Work to complete. Each line below must be set down exactly; omit any image you find.
-------------------------
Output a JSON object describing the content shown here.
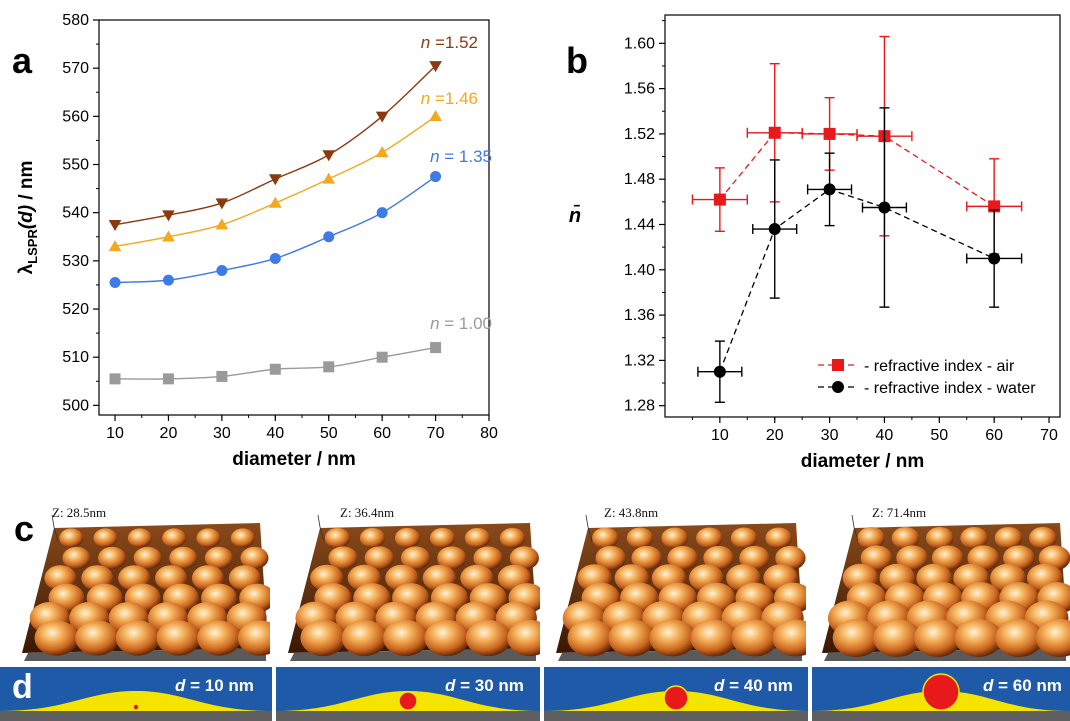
{
  "chart_data": [
    {
      "panel": "a",
      "type": "scatter",
      "xlabel": "diameter / nm",
      "ylabel": "λLSPR(d) / nm",
      "ylabel_main": "λ",
      "ylabel_sub": "LSPR",
      "ylabel_arg": "(d)",
      "ylabel_unit": " / nm",
      "xlim": [
        7,
        80
      ],
      "ylim": [
        498,
        580
      ],
      "xticks": [
        10,
        20,
        30,
        40,
        50,
        60,
        70,
        80
      ],
      "yticks": [
        500,
        510,
        520,
        530,
        540,
        550,
        560,
        570,
        580
      ],
      "grid": false,
      "series": [
        {
          "name": "n =1.52",
          "name_italic": "n",
          "name_rest": " =1.52",
          "color": "#8B3A10",
          "marker": "triangle-down",
          "x": [
            10,
            20,
            30,
            40,
            50,
            60,
            70
          ],
          "y": [
            537.5,
            539.5,
            542,
            547,
            552,
            560,
            570.5
          ]
        },
        {
          "name": "n =1.46",
          "name_italic": "n",
          "name_rest": " =1.46",
          "color": "#F4A81C",
          "marker": "triangle-up",
          "x": [
            10,
            20,
            30,
            40,
            50,
            60,
            70
          ],
          "y": [
            533,
            535,
            537.5,
            542,
            547,
            552.5,
            560
          ]
        },
        {
          "name": "n = 1.35",
          "name_italic": "n",
          "name_rest": " = 1.35",
          "color": "#3E7BE6",
          "marker": "circle",
          "x": [
            10,
            20,
            30,
            40,
            50,
            60,
            70
          ],
          "y": [
            525.5,
            526,
            528,
            530.5,
            535,
            540,
            547.5
          ]
        },
        {
          "name": "n = 1.00",
          "name_italic": "n",
          "name_rest": " = 1.00",
          "color": "#9A9A9A",
          "marker": "square",
          "x": [
            10,
            20,
            30,
            40,
            50,
            60,
            70
          ],
          "y": [
            505.5,
            505.5,
            506,
            507.5,
            508,
            510,
            512
          ]
        }
      ]
    },
    {
      "panel": "b",
      "type": "scatter",
      "xlabel": "diameter / nm",
      "ylabel": "n̄",
      "xlim": [
        0,
        72
      ],
      "ylim": [
        1.27,
        1.625
      ],
      "xticks": [
        10,
        20,
        30,
        40,
        50,
        60,
        70
      ],
      "yticks": [
        1.28,
        1.32,
        1.36,
        1.4,
        1.44,
        1.48,
        1.52,
        1.56,
        1.6
      ],
      "grid": false,
      "legend_position": "bottom-right",
      "series": [
        {
          "name": "refractive index - air",
          "color": "#E8191B",
          "marker": "square",
          "x": [
            10,
            20,
            30,
            40,
            60
          ],
          "y": [
            1.462,
            1.521,
            1.52,
            1.518,
            1.456
          ],
          "xerr": [
            5,
            5,
            5,
            5,
            5
          ],
          "yerr": [
            0.028,
            0.061,
            0.032,
            0.088,
            0.042
          ]
        },
        {
          "name": "refractive index - water",
          "color": "#000000",
          "marker": "circle",
          "x": [
            10,
            20,
            30,
            40,
            60
          ],
          "y": [
            1.31,
            1.436,
            1.471,
            1.455,
            1.41
          ],
          "xerr": [
            4,
            4,
            4,
            4,
            5
          ],
          "yerr": [
            0.027,
            0.061,
            0.032,
            0.088,
            0.043
          ]
        }
      ]
    }
  ],
  "panels": {
    "a": "a",
    "b": "b",
    "c": "c",
    "d": "d"
  },
  "afm": [
    {
      "z_label": "Z: 28.5nm"
    },
    {
      "z_label": "Z: 36.4nm"
    },
    {
      "z_label": "Z: 43.8nm"
    },
    {
      "z_label": "Z: 71.4nm"
    }
  ],
  "schematics": [
    {
      "d_var": "d",
      "d_text": " = 10 nm",
      "diameter_nm": 10
    },
    {
      "d_var": "d",
      "d_text": " = 30 nm",
      "diameter_nm": 30
    },
    {
      "d_var": "d",
      "d_text": " = 40 nm",
      "diameter_nm": 40
    },
    {
      "d_var": "d",
      "d_text": " = 60 nm",
      "diameter_nm": 60
    }
  ],
  "colors": {
    "schematic_bg": "#1E5AA8",
    "schematic_hill": "#F5E400",
    "schematic_particle": "#E8191B",
    "schematic_base": "#5F5F5F"
  }
}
-------------------------
Expected answer.
Output a JSON object describing the content shown here.
{
  "chart_data": [
    {
      "panel": "a",
      "type": "scatter",
      "xlabel": "diameter / nm",
      "ylabel": "λLSPR(d) / nm",
      "ylabel_main": "λ",
      "ylabel_sub": "LSPR",
      "ylabel_arg": "(d)",
      "ylabel_unit": " / nm",
      "xlim": [
        7,
        80
      ],
      "ylim": [
        498,
        580
      ],
      "xticks": [
        10,
        20,
        30,
        40,
        50,
        60,
        70,
        80
      ],
      "yticks": [
        500,
        510,
        520,
        530,
        540,
        550,
        560,
        570,
        580
      ],
      "grid": false,
      "series": [
        {
          "name": "n =1.52",
          "name_italic": "n",
          "name_rest": " =1.52",
          "color": "#8B3A10",
          "marker": "triangle-down",
          "x": [
            10,
            20,
            30,
            40,
            50,
            60,
            70
          ],
          "y": [
            537.5,
            539.5,
            542,
            547,
            552,
            560,
            570.5
          ]
        },
        {
          "name": "n =1.46",
          "name_italic": "n",
          "name_rest": " =1.46",
          "color": "#F4A81C",
          "marker": "triangle-up",
          "x": [
            10,
            20,
            30,
            40,
            50,
            60,
            70
          ],
          "y": [
            533,
            535,
            537.5,
            542,
            547,
            552.5,
            560
          ]
        },
        {
          "name": "n = 1.35",
          "name_italic": "n",
          "name_rest": " = 1.35",
          "color": "#3E7BE6",
          "marker": "circle",
          "x": [
            10,
            20,
            30,
            40,
            50,
            60,
            70
          ],
          "y": [
            525.5,
            526,
            528,
            530.5,
            535,
            540,
            547.5
          ]
        },
        {
          "name": "n = 1.00",
          "name_italic": "n",
          "name_rest": " = 1.00",
          "color": "#9A9A9A",
          "marker": "square",
          "x": [
            10,
            20,
            30,
            40,
            50,
            60,
            70
          ],
          "y": [
            505.5,
            505.5,
            506,
            507.5,
            508,
            510,
            512
          ]
        }
      ]
    },
    {
      "panel": "b",
      "type": "scatter",
      "xlabel": "diameter / nm",
      "ylabel": "n̄",
      "xlim": [
        0,
        72
      ],
      "ylim": [
        1.27,
        1.625
      ],
      "xticks": [
        10,
        20,
        30,
        40,
        50,
        60,
        70
      ],
      "yticks": [
        1.28,
        1.32,
        1.36,
        1.4,
        1.44,
        1.48,
        1.52,
        1.56,
        1.6
      ],
      "grid": false,
      "legend_position": "bottom-right",
      "series": [
        {
          "name": "refractive index - air",
          "color": "#E8191B",
          "marker": "square",
          "x": [
            10,
            20,
            30,
            40,
            60
          ],
          "y": [
            1.462,
            1.521,
            1.52,
            1.518,
            1.456
          ],
          "xerr": [
            5,
            5,
            5,
            5,
            5
          ],
          "yerr": [
            0.028,
            0.061,
            0.032,
            0.088,
            0.042
          ]
        },
        {
          "name": "refractive index - water",
          "color": "#000000",
          "marker": "circle",
          "x": [
            10,
            20,
            30,
            40,
            60
          ],
          "y": [
            1.31,
            1.436,
            1.471,
            1.455,
            1.41
          ],
          "xerr": [
            4,
            4,
            4,
            4,
            5
          ],
          "yerr": [
            0.027,
            0.061,
            0.032,
            0.088,
            0.043
          ]
        }
      ]
    }
  ],
  "panels": {
    "a": "a",
    "b": "b",
    "c": "c",
    "d": "d"
  },
  "afm": [
    {
      "z_label": "Z: 28.5nm"
    },
    {
      "z_label": "Z: 36.4nm"
    },
    {
      "z_label": "Z: 43.8nm"
    },
    {
      "z_label": "Z: 71.4nm"
    }
  ],
  "schematics": [
    {
      "d_var": "d",
      "d_text": " = 10 nm",
      "diameter_nm": 10
    },
    {
      "d_var": "d",
      "d_text": " = 30 nm",
      "diameter_nm": 30
    },
    {
      "d_var": "d",
      "d_text": " = 40 nm",
      "diameter_nm": 40
    },
    {
      "d_var": "d",
      "d_text": " = 60 nm",
      "diameter_nm": 60
    }
  ],
  "colors": {
    "schematic_bg": "#1E5AA8",
    "schematic_hill": "#F5E400",
    "schematic_particle": "#E8191B",
    "schematic_base": "#5F5F5F"
  }
}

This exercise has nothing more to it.